● What to work on:
Repeat, line for line, the entries printed below.

Data records:

★ ★ ★ ★ ★

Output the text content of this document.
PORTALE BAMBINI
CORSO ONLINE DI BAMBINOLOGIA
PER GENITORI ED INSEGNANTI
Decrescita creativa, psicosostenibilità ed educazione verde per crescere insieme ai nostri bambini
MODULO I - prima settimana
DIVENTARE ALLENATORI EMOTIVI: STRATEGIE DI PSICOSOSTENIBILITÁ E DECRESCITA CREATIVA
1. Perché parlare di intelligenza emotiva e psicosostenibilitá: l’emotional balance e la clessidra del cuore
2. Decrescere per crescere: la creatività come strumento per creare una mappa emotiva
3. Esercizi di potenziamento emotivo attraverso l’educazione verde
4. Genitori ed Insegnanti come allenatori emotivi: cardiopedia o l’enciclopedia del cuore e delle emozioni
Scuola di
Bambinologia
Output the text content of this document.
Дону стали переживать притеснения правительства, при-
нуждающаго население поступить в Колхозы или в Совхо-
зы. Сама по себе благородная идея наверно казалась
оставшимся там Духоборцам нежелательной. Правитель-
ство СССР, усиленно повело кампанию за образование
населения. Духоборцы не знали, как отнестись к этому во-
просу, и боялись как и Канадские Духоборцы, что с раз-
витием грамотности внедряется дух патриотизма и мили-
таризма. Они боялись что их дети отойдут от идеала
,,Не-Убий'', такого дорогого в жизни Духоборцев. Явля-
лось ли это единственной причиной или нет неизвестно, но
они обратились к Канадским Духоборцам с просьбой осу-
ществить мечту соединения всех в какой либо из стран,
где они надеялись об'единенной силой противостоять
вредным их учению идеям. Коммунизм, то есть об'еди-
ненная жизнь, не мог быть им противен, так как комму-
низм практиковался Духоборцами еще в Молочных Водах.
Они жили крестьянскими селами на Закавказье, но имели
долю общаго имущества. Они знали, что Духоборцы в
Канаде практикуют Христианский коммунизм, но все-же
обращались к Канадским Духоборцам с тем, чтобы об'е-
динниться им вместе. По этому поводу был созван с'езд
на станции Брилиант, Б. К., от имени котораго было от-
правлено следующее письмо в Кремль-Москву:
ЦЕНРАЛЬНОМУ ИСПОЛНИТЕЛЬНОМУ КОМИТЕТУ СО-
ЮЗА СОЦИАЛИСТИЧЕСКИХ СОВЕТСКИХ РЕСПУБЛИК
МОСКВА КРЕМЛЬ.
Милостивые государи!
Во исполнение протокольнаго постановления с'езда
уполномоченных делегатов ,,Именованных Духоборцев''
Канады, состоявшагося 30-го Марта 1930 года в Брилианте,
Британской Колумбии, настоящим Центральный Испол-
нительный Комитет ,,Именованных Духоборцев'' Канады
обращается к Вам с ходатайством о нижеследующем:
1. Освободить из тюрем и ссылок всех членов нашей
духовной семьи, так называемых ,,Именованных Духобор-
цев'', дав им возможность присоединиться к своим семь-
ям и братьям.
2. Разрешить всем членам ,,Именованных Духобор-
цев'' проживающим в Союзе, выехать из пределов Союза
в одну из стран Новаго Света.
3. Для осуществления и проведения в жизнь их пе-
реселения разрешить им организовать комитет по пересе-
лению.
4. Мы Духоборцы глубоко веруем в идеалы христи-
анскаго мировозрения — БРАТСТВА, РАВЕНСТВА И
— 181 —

★ ★ ★ ★ ★

● The reply:
Output the text content of this document.
PORTALE BAMBINI
CORSO ONLINE DI BAMBINOLOGIA
PER GENITORI ED INSEGNANTI
Decrescita creativa, psicosostenibilità ed educazione verde per crescere insieme ai nostri bambini
MODULO I - prima settimana
DIVENTARE ALLENATORI EMOTIVI: STRATEGIE DI PSICOSOSTENIBILITÁ E DECRESCITA CREATIVA
1. Perché parlare di intelligenza emotiva e psicosostenibilitá: l’emotional balance e la clessidra del cuore
2. Decrescere per crescere: la creatività come strumento per creare una mappa emotiva
3. Esercizi di potenziamento emotivo attraverso l’educazione verde
4. Genitori ed Insegnanti come allenatori emotivi: cardiopedia o l’enciclopedia del cuore e delle emozioni
Scuola di
Bambinologia
Output the text content of this document.
Дону стали переживать притеснения правительства, при-
нуждающаго население поступить в Колхозы или в Совхо-
зы. Сама по себе благородная идея наверно казалась
оставшимся там Духоборцам нежелательной. Правитель-
ство СССР, усиленно повело кампанию за образование
населения. Духоборцы не знали, как отнестись к этому во-
просу, и боялись как и Канадские Духоборцы, что с раз-
витием грамотности внедряется дух патриотизма и мили-
таризма. Они боялись что их дети отойдут от идеала
,,Не-Убий'', такого дорогого в жизни Духоборцев. Явля-
лось ли это единственной причиной или нет неизвестно, но
они обратились к Канадским Духоборцам с просьбой осу-
ществить мечту соединения всех в какой либо из стран,
где они надеялись об'единенной силой противостоять
вредным их учению идеям. Коммунизм, то есть об'еди-
ненная жизнь, не мог быть им противен, так как комму-
низм практиковался Духоборцами еще в Молочных Водах.
Они жили крестьянскими селами на Закавказье, но имели
долю общаго имущества. Они знали, что Духоборцы в
Канаде практикуют Христианский коммунизм, но все-же
обращались к Канадским Духоборцам с тем, чтобы об'е-
динниться им вместе. По этому поводу был созван с'езд
на станции Брилиант, Б. К., от имени котораго было от-
правлено следующее письмо в Кремль-Москву:
ЦЕНРАЛЬНОМУ ИСПОЛНИТЕЛЬНОМУ КОМИТЕТУ СО-
ЮЗА СОЦИАЛИСТИЧЕСКИХ СОВЕТСКИХ РЕСПУБЛИК
МОСКВА КРЕМЛЬ.
Милостивые государи!
Во исполнение протокольнаго постановления с'езда
уполномоченных делегатов ,,Именованных Духоборцев''
Канады, состоявшагося 30-го Марта 1930 года в Брилианте,
Британской Колумбии, настоящим Центральный Испол-
нительный Комитет ,,Именованных Духоборцев'' Канады
обращается к Вам с ходатайством о нижеследующем:
1. Освободить из тюрем и ссылок всех членов нашей
духовной семьи, так называемых ,,Именованных Духобор-
цев'', дав им возможность присоединиться к своим семь-
ям и братьям.
2. Разрешить всем членам ,,Именованных Духобор-
цев'' проживающим в Союзе, выехать из пределов Союза
в одну из стран Новаго Света.
3. Для осуществления и проведения в жизнь их пе-
реселения разрешить им организовать комитет по пересе-
лению.
4. Мы Духоборцы глубоко веруем в идеалы христи-
анскаго мировозрения — БРАТСТВА, РАВЕНСТВА И
— 181 —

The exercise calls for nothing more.